● **What the task requires**
Check each line of the entries below for the string "Ксюша"; copy every line where it appears.

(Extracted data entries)

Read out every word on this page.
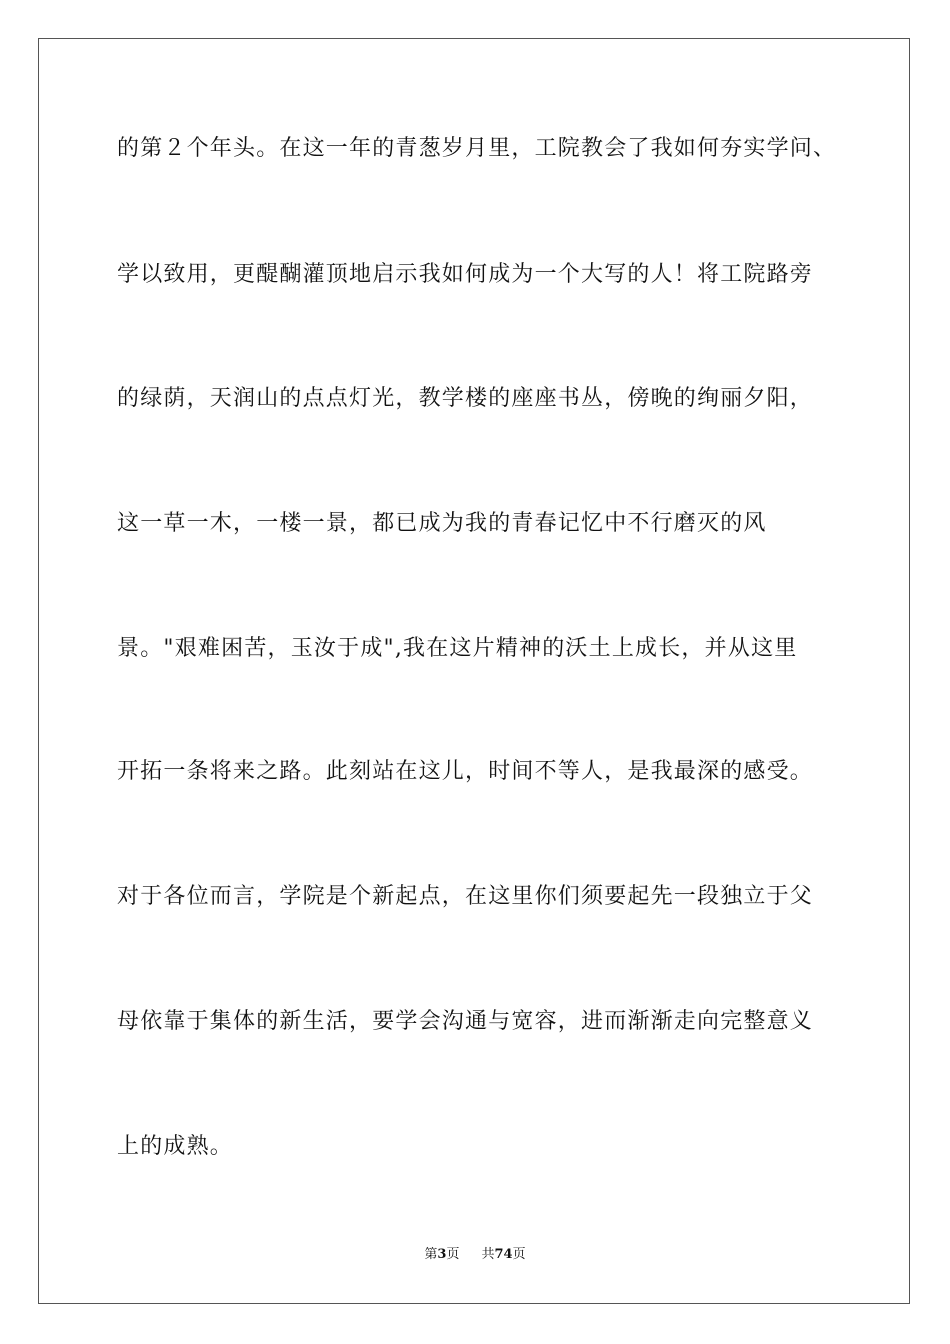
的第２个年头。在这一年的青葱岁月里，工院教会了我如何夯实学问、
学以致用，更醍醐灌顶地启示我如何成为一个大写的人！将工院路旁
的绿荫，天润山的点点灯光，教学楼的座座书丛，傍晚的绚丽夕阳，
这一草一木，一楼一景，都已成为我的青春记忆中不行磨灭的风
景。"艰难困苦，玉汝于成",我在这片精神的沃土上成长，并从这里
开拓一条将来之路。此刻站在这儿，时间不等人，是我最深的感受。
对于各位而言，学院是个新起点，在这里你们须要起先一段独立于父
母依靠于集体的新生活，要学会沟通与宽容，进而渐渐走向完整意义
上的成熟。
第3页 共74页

...

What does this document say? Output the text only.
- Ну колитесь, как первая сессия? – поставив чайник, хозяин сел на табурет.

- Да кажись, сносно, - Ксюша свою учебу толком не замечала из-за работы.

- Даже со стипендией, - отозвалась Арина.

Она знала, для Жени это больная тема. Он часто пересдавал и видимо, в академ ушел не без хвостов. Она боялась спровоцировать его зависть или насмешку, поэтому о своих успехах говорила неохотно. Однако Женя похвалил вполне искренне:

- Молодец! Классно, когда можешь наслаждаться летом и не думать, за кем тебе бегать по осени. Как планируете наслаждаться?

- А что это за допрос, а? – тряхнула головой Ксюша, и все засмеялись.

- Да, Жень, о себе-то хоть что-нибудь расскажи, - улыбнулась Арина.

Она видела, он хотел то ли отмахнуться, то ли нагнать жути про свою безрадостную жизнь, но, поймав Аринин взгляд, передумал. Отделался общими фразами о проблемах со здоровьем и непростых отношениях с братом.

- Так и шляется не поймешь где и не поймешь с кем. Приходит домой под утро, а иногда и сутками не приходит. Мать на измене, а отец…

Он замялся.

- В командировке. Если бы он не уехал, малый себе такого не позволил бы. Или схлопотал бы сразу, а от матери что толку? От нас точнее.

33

● **Solved problem**
- Да кажись, сносно, - Ксюша свою учебу толком не замечала из-за работы.
- А что это за допрос, а? – тряхнула головой Ксюша, и все засмеялись.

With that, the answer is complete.